▸ **STATED PROBLEM**
State only the count of lines in the listing below that hold "week".

▸ **Stored data**
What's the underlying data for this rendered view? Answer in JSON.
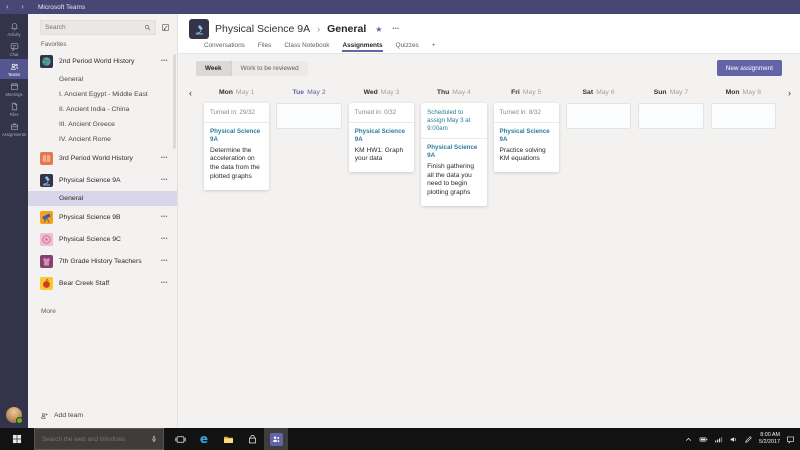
{
  "app": {
    "title": "Microsoft Teams"
  },
  "icons": {
    "back": "‹",
    "forward": "›",
    "more": "•••",
    "breadcrumb_separator": "›",
    "favorite_star": "★",
    "chevron_left": "‹",
    "chevron_right": "›"
  },
  "colors": {
    "accent": "#6264a7",
    "titlebar": "#464775",
    "rail": "#33344a",
    "class_link_teal": "#2c7d9c",
    "presence_green": "#6bb700"
  },
  "rail": {
    "items": [
      {
        "label": "Activity"
      },
      {
        "label": "Chat"
      },
      {
        "label": "Teams"
      },
      {
        "label": "Meetings"
      },
      {
        "label": "Files"
      },
      {
        "label": "Assignments"
      }
    ],
    "selected": "Teams"
  },
  "sidebar": {
    "search_placeholder": "Search",
    "favorites_label": "Favorites",
    "world_history_2nd": {
      "name": "2nd Period World History",
      "channels": [
        "General",
        "I. Ancient Egypt - Middle East",
        "II. Ancient India - China",
        "III. Ancient Greece",
        "IV. Ancient Rome"
      ]
    },
    "world_history_3rd": {
      "name": "3rd Period World History"
    },
    "physical_science_9a": {
      "name": "Physical Science 9A",
      "channel": "General"
    },
    "physical_science_9b": {
      "name": "Physical Science 9B"
    },
    "physical_science_9c": {
      "name": "Physical Science 9C"
    },
    "history_teachers": {
      "name": "7th Grade History Teachers"
    },
    "bear_creek": {
      "name": "Bear Creek Staff"
    },
    "more_label": "More",
    "add_team_label": "Add team"
  },
  "header": {
    "team": "Physical Science 9A",
    "channel": "General",
    "tabs": [
      {
        "label": "Conversations"
      },
      {
        "label": "Files"
      },
      {
        "label": "Class Notebook"
      },
      {
        "label": "Assignments"
      },
      {
        "label": "Quizzes"
      },
      {
        "label": "+"
      }
    ],
    "active_tab": "Assignments"
  },
  "toolbar": {
    "week": "Week",
    "review": "Work to be reviewed",
    "new_assignment": "New assignment"
  },
  "calendar": {
    "days": [
      {
        "day": "Mon",
        "date": "May 1",
        "card": {
          "status": "Turned in: 29/32",
          "class": "Physical Science 9A",
          "title": "Determine the acceleration on the data from the plotted graphs"
        }
      },
      {
        "day": "Tue",
        "date": "May 2",
        "today": true
      },
      {
        "day": "Wed",
        "date": "May 3",
        "card": {
          "status": "Turned in: 0/32",
          "class": "Physical Science 9A",
          "title": "KM HW1: Graph your data"
        }
      },
      {
        "day": "Thu",
        "date": "May 4",
        "card": {
          "status": "Scheduled to assign May 3 at 9:00am",
          "class": "Physical Science 9A",
          "title": "Finish gathering all the data you need to begin plotting graphs"
        }
      },
      {
        "day": "Fri",
        "date": "May 5",
        "card": {
          "status": "Turned in: 8/32",
          "class": "Physical Science 9A",
          "title": "Practice solving KM equations"
        }
      },
      {
        "day": "Sat",
        "date": "May 6"
      },
      {
        "day": "Sun",
        "date": "May 7"
      },
      {
        "day": "Mon",
        "date": "May 8"
      }
    ]
  },
  "taskbar": {
    "search_placeholder": "Search the web and Windows",
    "time": "8:00 AM",
    "date": "5/2/2017"
  }
}
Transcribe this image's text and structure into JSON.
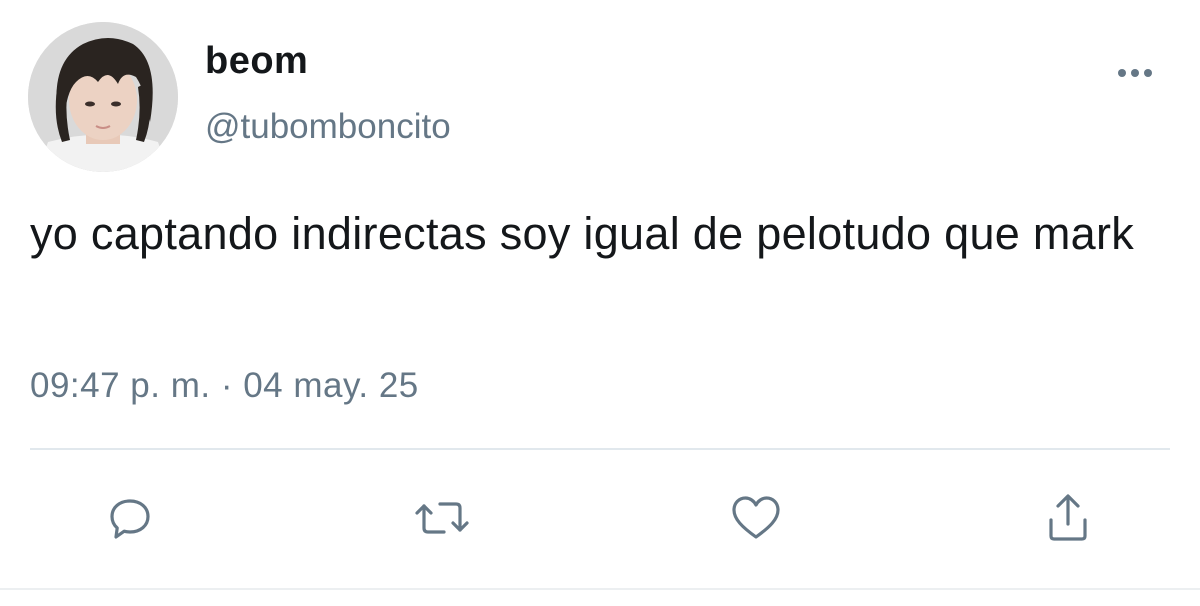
{
  "author": {
    "display_name": "beom",
    "handle": "@tubomboncito",
    "avatar_icon": "profile-photo"
  },
  "tweet": {
    "text": "yo captando indirectas soy igual de pelotudo que mark",
    "timestamp": "09:47 p. m. · 04 may. 25"
  },
  "actions": {
    "reply_icon": "speech-bubble-icon",
    "retweet_icon": "retweet-arrows-icon",
    "like_icon": "heart-icon",
    "share_icon": "share-upload-icon"
  },
  "colors": {
    "text_primary": "#14171a",
    "text_secondary": "#657786",
    "icon": "#657786",
    "divider": "#e1e8ed"
  }
}
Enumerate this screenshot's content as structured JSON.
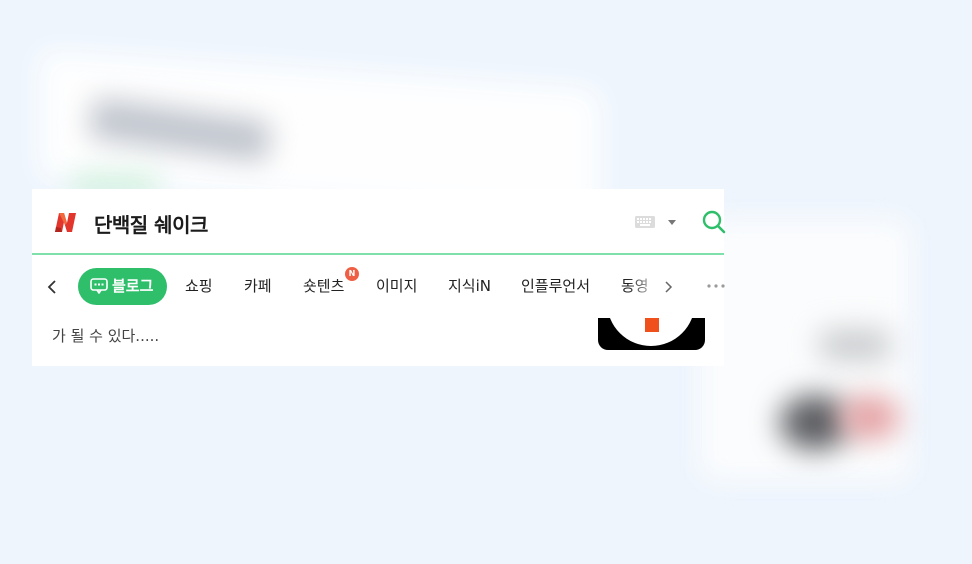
{
  "search": {
    "query": "단백질 쉐이크"
  },
  "tabs": [
    {
      "label": "블로그",
      "active": true
    },
    {
      "label": "쇼핑"
    },
    {
      "label": "카페"
    },
    {
      "label": "숏텐츠",
      "badge": "N"
    },
    {
      "label": "이미지"
    },
    {
      "label": "지식iN"
    },
    {
      "label": "인플루언서"
    },
    {
      "label": "동영"
    }
  ],
  "result": {
    "snippet": "가 될 수 있다....."
  },
  "icons": {
    "logo": "naver-logo-icon",
    "keyboard": "keyboard-icon",
    "dropdown": "caret-down-icon",
    "search": "search-icon",
    "prev": "chevron-left-icon",
    "next": "chevron-right-icon",
    "more": "more-dots-icon",
    "blog": "blog-icon"
  },
  "colors": {
    "accent": "#2fbf6b",
    "search_line": "#7fe0ab",
    "badge": "#ef5f44",
    "logo_red": "#e2352c"
  }
}
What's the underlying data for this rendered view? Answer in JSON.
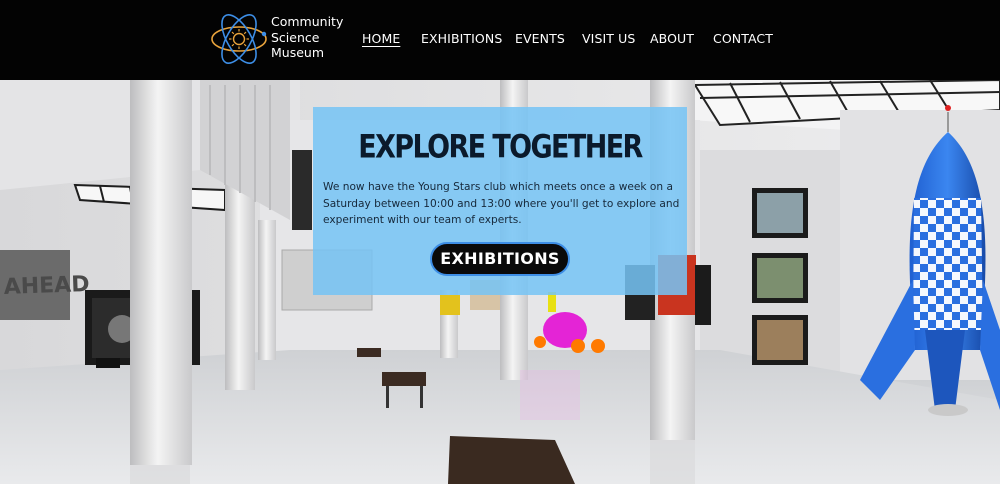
{
  "site": {
    "logo_lines": [
      "Community",
      "Science",
      "Museum"
    ],
    "logo_icon": "atom-icon"
  },
  "nav": {
    "items": [
      {
        "label": "HOME",
        "active": true
      },
      {
        "label": "EXHIBITIONS",
        "active": false
      },
      {
        "label": "EVENTS",
        "active": false
      },
      {
        "label": "VISIT US",
        "active": false
      },
      {
        "label": "ABOUT",
        "active": false
      },
      {
        "label": "CONTACT",
        "active": false
      }
    ]
  },
  "hero": {
    "title": "EXPLORE TOGETHER",
    "body": "We now have the Young Stars club which meets once a week on a Saturday between 10:00 and 13:00 where you'll get to explore and experiment with our team of experts.",
    "cta_label": "EXHIBITIONS",
    "background": "3D museum gallery interior with white columns, benches, framed pictures and a blue and white checkered rocket"
  },
  "colors": {
    "header_bg": "#030303",
    "panel_bg": "#76c4f4",
    "button_bg": "#0a0a0a",
    "button_border": "#3d8ee6",
    "logo_accent_blue": "#3d8ee6",
    "logo_accent_orange": "#e8a33c"
  }
}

▸ **EXPECTED OUTPUT**
2